[Data records]
□ □ □ □ □ □ □

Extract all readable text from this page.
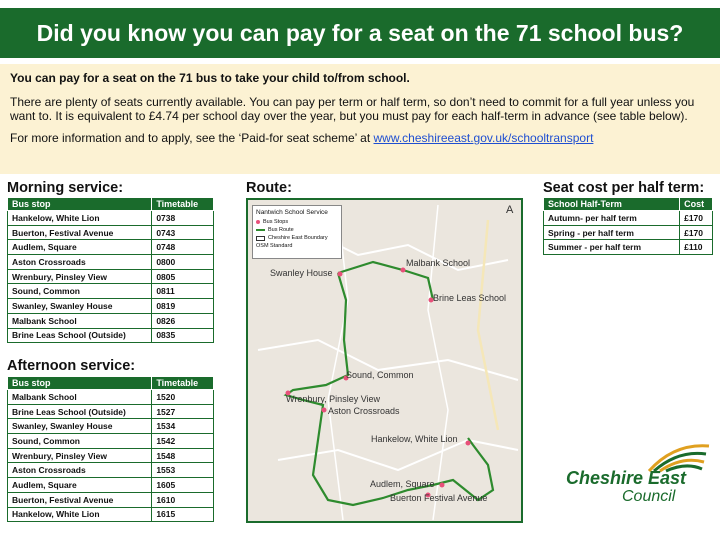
Did you know you can pay for a seat on the 71 school bus?
You can pay for a seat on the 71 bus to take your child to/from school.
There are plenty of seats currently available. You can pay per term or half term, so don’t need to commit for a full year unless you want to. It is equivalent to £4.74 per school day over the year, but you must pay for each half-term in advance (see table below).
For more information and to apply, see the ‘Paid-for seat scheme’ at www.cheshireeast.gov.uk/schooltransport
Morning service:
Bus stop	Timetable
Hankelow, White Lion	0738
Buerton, Festival Avenue	0743
Audlem, Square	0748
Aston Crossroads	0800
Wrenbury, Pinsley View	0805
Sound, Common	0811
Swanley, Swanley House	0819
Malbank School	0826
Brine Leas School (Outside)	0835
Afternoon service:
Bus stop	Timetable
Malbank School	1520
Brine Leas School (Outside)	1527
Swanley, Swanley House	1534
Sound, Common	1542
Wrenbury, Pinsley View	1548
Aston Crossroads	1553
Audlem, Square	1605
Buerton, Festival Avenue	1610
Hankelow, White Lion	1615
Route:
Nantwich School Service
Bus Stops
Bus Route
Cheshire East Boundary
OSM Standard
A
Malbank School
Swanley House
Brine Leas School
Sound, Common
Wrenbury, Pinsley View
Aston Crossroads
Hankelow, White Lion
Audlem, Square
Buerton Festival Avenue
Seat cost per half term:
School Half-Term	Cost
Autumn- per half term	£170
Spring - per half term	£170
Summer - per half term	£110
Cheshire East
Council
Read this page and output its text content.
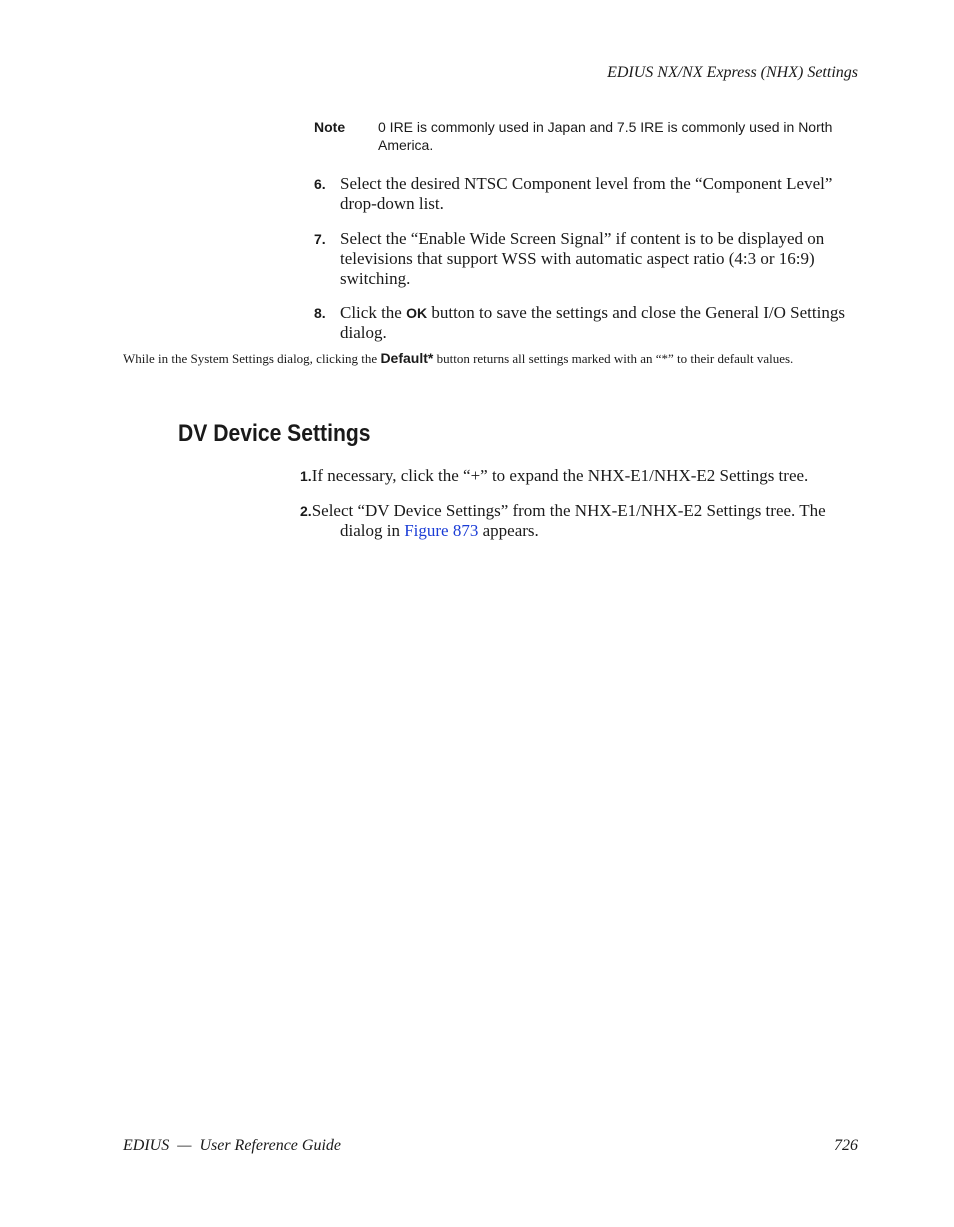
EDIUS NX/NX Express (NHX) Settings
Note 0 IRE is commonly used in Japan and 7.5 IRE is commonly used in North America.
6. Select the desired NTSC Component level from the “Component Level” drop-down list.
7. Select the “Enable Wide Screen Signal” if content is to be displayed on televisions that support WSS with automatic aspect ratio (4:3 or 16:9) switching.
8. Click the OK button to save the settings and close the General I/O Settings dialog.
While in the System Settings dialog, clicking the Default* button returns all settings marked with an “*” to their default values.
DV Device Settings
1.If necessary, click the “+” to expand the NHX-E1/NHX-E2 Settings tree.
2.Select “DV Device Settings” from the NHX-E1/NHX-E2 Settings tree. The
dialog in Figure 873 appears.
EDIUS  —  User Reference Guide	726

□ □ □ □ □ □ □

## WHAT YOU NEED TO DO
Report all lines of the material that contain the word "Buerton".

## RESPONSE TO THE EXERCISE
Buerton, Festival Avenue	0743
Buerton, Festival Avenue	1610
Buerton Festival Avenue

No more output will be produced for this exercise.